◆ **GIVEN DATA**:
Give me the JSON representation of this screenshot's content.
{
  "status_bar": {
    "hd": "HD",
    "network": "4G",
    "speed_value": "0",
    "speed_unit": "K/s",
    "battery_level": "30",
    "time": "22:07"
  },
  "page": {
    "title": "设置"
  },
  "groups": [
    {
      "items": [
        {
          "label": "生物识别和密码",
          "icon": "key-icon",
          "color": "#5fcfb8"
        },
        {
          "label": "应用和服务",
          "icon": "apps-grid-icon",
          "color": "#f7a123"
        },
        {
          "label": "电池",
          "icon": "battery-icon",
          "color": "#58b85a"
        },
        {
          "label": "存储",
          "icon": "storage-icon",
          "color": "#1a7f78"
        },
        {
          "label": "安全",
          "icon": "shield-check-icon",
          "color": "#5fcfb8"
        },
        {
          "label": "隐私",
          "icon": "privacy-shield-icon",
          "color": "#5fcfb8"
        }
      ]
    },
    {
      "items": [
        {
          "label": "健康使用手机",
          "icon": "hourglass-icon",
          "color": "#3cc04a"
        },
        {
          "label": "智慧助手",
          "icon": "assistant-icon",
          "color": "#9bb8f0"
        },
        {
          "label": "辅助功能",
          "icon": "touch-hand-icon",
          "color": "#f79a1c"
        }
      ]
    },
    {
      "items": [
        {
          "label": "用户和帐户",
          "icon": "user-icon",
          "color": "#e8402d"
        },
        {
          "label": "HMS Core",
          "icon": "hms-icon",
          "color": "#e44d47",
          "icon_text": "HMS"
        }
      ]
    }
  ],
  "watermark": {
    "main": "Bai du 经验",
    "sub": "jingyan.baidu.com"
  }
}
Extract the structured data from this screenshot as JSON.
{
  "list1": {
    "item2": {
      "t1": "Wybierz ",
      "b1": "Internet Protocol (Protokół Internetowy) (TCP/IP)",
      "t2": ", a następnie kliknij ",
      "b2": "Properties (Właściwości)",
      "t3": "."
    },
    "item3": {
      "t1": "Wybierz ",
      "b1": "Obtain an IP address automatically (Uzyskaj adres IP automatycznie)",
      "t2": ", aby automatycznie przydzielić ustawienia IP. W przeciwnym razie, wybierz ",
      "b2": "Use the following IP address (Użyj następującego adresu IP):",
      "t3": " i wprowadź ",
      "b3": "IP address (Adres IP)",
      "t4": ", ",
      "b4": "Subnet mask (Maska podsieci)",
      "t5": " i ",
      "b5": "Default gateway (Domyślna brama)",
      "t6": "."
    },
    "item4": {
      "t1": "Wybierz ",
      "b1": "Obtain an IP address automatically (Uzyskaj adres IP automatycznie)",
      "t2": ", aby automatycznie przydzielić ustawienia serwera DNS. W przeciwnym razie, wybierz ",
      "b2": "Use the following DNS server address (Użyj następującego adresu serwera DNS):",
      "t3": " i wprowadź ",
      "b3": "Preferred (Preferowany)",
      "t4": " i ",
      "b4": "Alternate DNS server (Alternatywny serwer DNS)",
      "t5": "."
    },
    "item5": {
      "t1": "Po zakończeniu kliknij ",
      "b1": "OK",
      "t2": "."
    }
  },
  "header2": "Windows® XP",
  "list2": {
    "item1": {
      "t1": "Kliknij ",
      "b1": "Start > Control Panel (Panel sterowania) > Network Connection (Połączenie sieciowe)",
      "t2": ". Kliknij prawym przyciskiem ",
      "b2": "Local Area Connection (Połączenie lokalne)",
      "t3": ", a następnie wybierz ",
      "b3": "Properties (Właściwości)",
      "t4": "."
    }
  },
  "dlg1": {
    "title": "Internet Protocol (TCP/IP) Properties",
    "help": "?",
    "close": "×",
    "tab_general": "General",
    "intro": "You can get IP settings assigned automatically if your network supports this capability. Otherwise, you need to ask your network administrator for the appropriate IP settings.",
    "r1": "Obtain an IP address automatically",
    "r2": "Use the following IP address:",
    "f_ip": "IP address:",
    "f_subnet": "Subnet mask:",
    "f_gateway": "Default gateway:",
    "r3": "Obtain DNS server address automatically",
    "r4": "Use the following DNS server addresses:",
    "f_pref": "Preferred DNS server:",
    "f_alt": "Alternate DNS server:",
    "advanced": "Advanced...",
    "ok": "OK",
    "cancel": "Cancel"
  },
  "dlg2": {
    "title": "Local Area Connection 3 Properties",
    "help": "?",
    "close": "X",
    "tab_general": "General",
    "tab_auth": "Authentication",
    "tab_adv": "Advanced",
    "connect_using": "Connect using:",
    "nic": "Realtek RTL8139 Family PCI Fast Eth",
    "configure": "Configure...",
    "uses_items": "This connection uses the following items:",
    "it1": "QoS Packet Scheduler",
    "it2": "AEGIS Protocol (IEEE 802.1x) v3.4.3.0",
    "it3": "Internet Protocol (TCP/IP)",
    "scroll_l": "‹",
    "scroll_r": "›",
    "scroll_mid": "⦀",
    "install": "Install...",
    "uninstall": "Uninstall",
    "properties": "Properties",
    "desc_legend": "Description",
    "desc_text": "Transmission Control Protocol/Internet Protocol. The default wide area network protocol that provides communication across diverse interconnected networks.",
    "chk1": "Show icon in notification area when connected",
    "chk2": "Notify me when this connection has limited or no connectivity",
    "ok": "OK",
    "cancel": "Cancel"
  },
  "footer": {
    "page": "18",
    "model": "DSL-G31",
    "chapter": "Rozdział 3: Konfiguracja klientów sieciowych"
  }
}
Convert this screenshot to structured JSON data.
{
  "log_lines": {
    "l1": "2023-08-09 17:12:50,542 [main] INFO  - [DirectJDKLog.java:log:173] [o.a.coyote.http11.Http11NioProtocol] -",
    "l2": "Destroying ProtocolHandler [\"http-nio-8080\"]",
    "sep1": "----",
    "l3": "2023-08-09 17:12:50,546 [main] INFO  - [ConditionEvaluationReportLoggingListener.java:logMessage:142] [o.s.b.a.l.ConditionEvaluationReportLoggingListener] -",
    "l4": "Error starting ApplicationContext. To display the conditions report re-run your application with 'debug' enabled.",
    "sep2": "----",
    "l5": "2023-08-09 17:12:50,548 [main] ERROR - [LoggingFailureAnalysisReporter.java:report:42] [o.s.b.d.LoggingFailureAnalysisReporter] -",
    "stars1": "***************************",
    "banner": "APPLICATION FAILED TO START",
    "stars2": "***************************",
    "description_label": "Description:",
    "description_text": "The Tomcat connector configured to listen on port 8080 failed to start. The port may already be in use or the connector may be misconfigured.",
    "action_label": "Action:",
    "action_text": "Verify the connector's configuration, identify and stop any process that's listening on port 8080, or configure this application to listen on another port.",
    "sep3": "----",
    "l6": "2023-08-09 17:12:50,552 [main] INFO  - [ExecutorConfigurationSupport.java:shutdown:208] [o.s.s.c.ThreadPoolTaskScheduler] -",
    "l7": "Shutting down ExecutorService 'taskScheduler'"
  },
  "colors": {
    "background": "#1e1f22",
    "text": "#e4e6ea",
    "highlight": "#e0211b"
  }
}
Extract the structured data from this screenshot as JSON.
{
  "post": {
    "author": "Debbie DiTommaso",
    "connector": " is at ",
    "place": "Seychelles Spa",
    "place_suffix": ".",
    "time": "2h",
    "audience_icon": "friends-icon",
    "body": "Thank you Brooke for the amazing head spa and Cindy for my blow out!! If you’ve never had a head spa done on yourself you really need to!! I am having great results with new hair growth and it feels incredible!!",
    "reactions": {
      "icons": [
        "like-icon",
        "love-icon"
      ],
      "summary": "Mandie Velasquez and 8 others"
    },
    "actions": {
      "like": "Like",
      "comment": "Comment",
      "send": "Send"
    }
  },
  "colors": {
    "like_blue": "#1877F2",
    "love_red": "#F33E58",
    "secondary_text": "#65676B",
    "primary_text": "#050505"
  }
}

◆ **AIM OF THE EXERCISE**: Copy each entry exactly, with nothing added or dropped.

◆ **TASK RESPONSE**:
Give me the JSON representation of this screenshot's content.
{
  "status_bar": {
    "hd": "HD",
    "network": "4G",
    "speed_value": "0",
    "speed_unit": "K/s",
    "battery_level": "30",
    "time": "22:07"
  },
  "page": {
    "title": "设置"
  },
  "groups": [
    {
      "items": [
        {
          "label": "生物识别和密码",
          "icon": "key-icon",
          "color": "#5fcfb8"
        },
        {
          "label": "应用和服务",
          "icon": "apps-grid-icon",
          "color": "#f7a123"
        },
        {
          "label": "电池",
          "icon": "battery-icon",
          "color": "#58b85a"
        },
        {
          "label": "存储",
          "icon": "storage-icon",
          "color": "#1a7f78"
        },
        {
          "label": "安全",
          "icon": "shield-check-icon",
          "color": "#5fcfb8"
        },
        {
          "label": "隐私",
          "icon": "privacy-shield-icon",
          "color": "#5fcfb8"
        }
      ]
    },
    {
      "items": [
        {
          "label": "健康使用手机",
          "icon": "hourglass-icon",
          "color": "#3cc04a"
        },
        {
          "label": "智慧助手",
          "icon": "assistant-icon",
          "color": "#9bb8f0"
        },
        {
          "label": "辅助功能",
          "icon": "touch-hand-icon",
          "color": "#f79a1c"
        }
      ]
    },
    {
      "items": [
        {
          "label": "用户和帐户",
          "icon": "user-icon",
          "color": "#e8402d"
        },
        {
          "label": "HMS Core",
          "icon": "hms-icon",
          "color": "#e44d47",
          "icon_text": "HMS"
        }
      ]
    }
  ],
  "watermark": {
    "main": "Bai du 经验",
    "sub": "jingyan.baidu.com"
  }
}
Extract the structured data from this screenshot as JSON.
{
  "list1": {
    "item2": {
      "t1": "Wybierz ",
      "b1": "Internet Protocol (Protokół Internetowy) (TCP/IP)",
      "t2": ", a następnie kliknij ",
      "b2": "Properties (Właściwości)",
      "t3": "."
    },
    "item3": {
      "t1": "Wybierz ",
      "b1": "Obtain an IP address automatically (Uzyskaj adres IP automatycznie)",
      "t2": ", aby automatycznie przydzielić ustawienia IP. W przeciwnym razie, wybierz ",
      "b2": "Use the following IP address (Użyj następującego adresu IP):",
      "t3": " i wprowadź ",
      "b3": "IP address (Adres IP)",
      "t4": ", ",
      "b4": "Subnet mask (Maska podsieci)",
      "t5": " i ",
      "b5": "Default gateway (Domyślna brama)",
      "t6": "."
    },
    "item4": {
      "t1": "Wybierz ",
      "b1": "Obtain an IP address automatically (Uzyskaj adres IP automatycznie)",
      "t2": ", aby automatycznie przydzielić ustawienia serwera DNS. W przeciwnym razie, wybierz ",
      "b2": "Use the following DNS server address (Użyj następującego adresu serwera DNS):",
      "t3": " i wprowadź ",
      "b3": "Preferred (Preferowany)",
      "t4": " i ",
      "b4": "Alternate DNS server (Alternatywny serwer DNS)",
      "t5": "."
    },
    "item5": {
      "t1": "Po zakończeniu kliknij ",
      "b1": "OK",
      "t2": "."
    }
  },
  "header2": "Windows® XP",
  "list2": {
    "item1": {
      "t1": "Kliknij ",
      "b1": "Start > Control Panel (Panel sterowania) > Network Connection (Połączenie sieciowe)",
      "t2": ". Kliknij prawym przyciskiem ",
      "b2": "Local Area Connection (Połączenie lokalne)",
      "t3": ", a następnie wybierz ",
      "b3": "Properties (Właściwości)",
      "t4": "."
    }
  },
  "dlg1": {
    "title": "Internet Protocol (TCP/IP) Properties",
    "help": "?",
    "close": "×",
    "tab_general": "General",
    "intro": "You can get IP settings assigned automatically if your network supports this capability. Otherwise, you need to ask your network administrator for the appropriate IP settings.",
    "r1": "Obtain an IP address automatically",
    "r2": "Use the following IP address:",
    "f_ip": "IP address:",
    "f_subnet": "Subnet mask:",
    "f_gateway": "Default gateway:",
    "r3": "Obtain DNS server address automatically",
    "r4": "Use the following DNS server addresses:",
    "f_pref": "Preferred DNS server:",
    "f_alt": "Alternate DNS server:",
    "advanced": "Advanced...",
    "ok": "OK",
    "cancel": "Cancel"
  },
  "dlg2": {
    "title": "Local Area Connection 3 Properties",
    "help": "?",
    "close": "X",
    "tab_general": "General",
    "tab_auth": "Authentication",
    "tab_adv": "Advanced",
    "connect_using": "Connect using:",
    "nic": "Realtek RTL8139 Family PCI Fast Eth",
    "configure": "Configure...",
    "uses_items": "This connection uses the following items:",
    "it1": "QoS Packet Scheduler",
    "it2": "AEGIS Protocol (IEEE 802.1x) v3.4.3.0",
    "it3": "Internet Protocol (TCP/IP)",
    "scroll_l": "‹",
    "scroll_r": "›",
    "scroll_mid": "⦀",
    "install": "Install...",
    "uninstall": "Uninstall",
    "properties": "Properties",
    "desc_legend": "Description",
    "desc_text": "Transmission Control Protocol/Internet Protocol. The default wide area network protocol that provides communication across diverse interconnected networks.",
    "chk1": "Show icon in notification area when connected",
    "chk2": "Notify me when this connection has limited or no connectivity",
    "ok": "OK",
    "cancel": "Cancel"
  },
  "footer": {
    "page": "18",
    "model": "DSL-G31",
    "chapter": "Rozdział 3: Konfiguracja klientów sieciowych"
  }
}
Convert this screenshot to structured JSON data.
{
  "log_lines": {
    "l1": "2023-08-09 17:12:50,542 [main] INFO  - [DirectJDKLog.java:log:173] [o.a.coyote.http11.Http11NioProtocol] -",
    "l2": "Destroying ProtocolHandler [\"http-nio-8080\"]",
    "sep1": "----",
    "l3": "2023-08-09 17:12:50,546 [main] INFO  - [ConditionEvaluationReportLoggingListener.java:logMessage:142] [o.s.b.a.l.ConditionEvaluationReportLoggingListener] -",
    "l4": "Error starting ApplicationContext. To display the conditions report re-run your application with 'debug' enabled.",
    "sep2": "----",
    "l5": "2023-08-09 17:12:50,548 [main] ERROR - [LoggingFailureAnalysisReporter.java:report:42] [o.s.b.d.LoggingFailureAnalysisReporter] -",
    "stars1": "***************************",
    "banner": "APPLICATION FAILED TO START",
    "stars2": "***************************",
    "description_label": "Description:",
    "description_text": "The Tomcat connector configured to listen on port 8080 failed to start. The port may already be in use or the connector may be misconfigured.",
    "action_label": "Action:",
    "action_text": "Verify the connector's configuration, identify and stop any process that's listening on port 8080, or configure this application to listen on another port.",
    "sep3": "----",
    "l6": "2023-08-09 17:12:50,552 [main] INFO  - [ExecutorConfigurationSupport.java:shutdown:208] [o.s.s.c.ThreadPoolTaskScheduler] -",
    "l7": "Shutting down ExecutorService 'taskScheduler'"
  },
  "colors": {
    "background": "#1e1f22",
    "text": "#e4e6ea",
    "highlight": "#e0211b"
  }
}
Extract the structured data from this screenshot as JSON.
{
  "post": {
    "author": "Debbie DiTommaso",
    "connector": " is at ",
    "place": "Seychelles Spa",
    "place_suffix": ".",
    "time": "2h",
    "audience_icon": "friends-icon",
    "body": "Thank you Brooke for the amazing head spa and Cindy for my blow out!! If you’ve never had a head spa done on yourself you really need to!! I am having great results with new hair growth and it feels incredible!!",
    "reactions": {
      "icons": [
        "like-icon",
        "love-icon"
      ],
      "summary": "Mandie Velasquez and 8 others"
    },
    "actions": {
      "like": "Like",
      "comment": "Comment",
      "send": "Send"
    }
  },
  "colors": {
    "like_blue": "#1877F2",
    "love_red": "#F33E58",
    "secondary_text": "#65676B",
    "primary_text": "#050505"
  }
}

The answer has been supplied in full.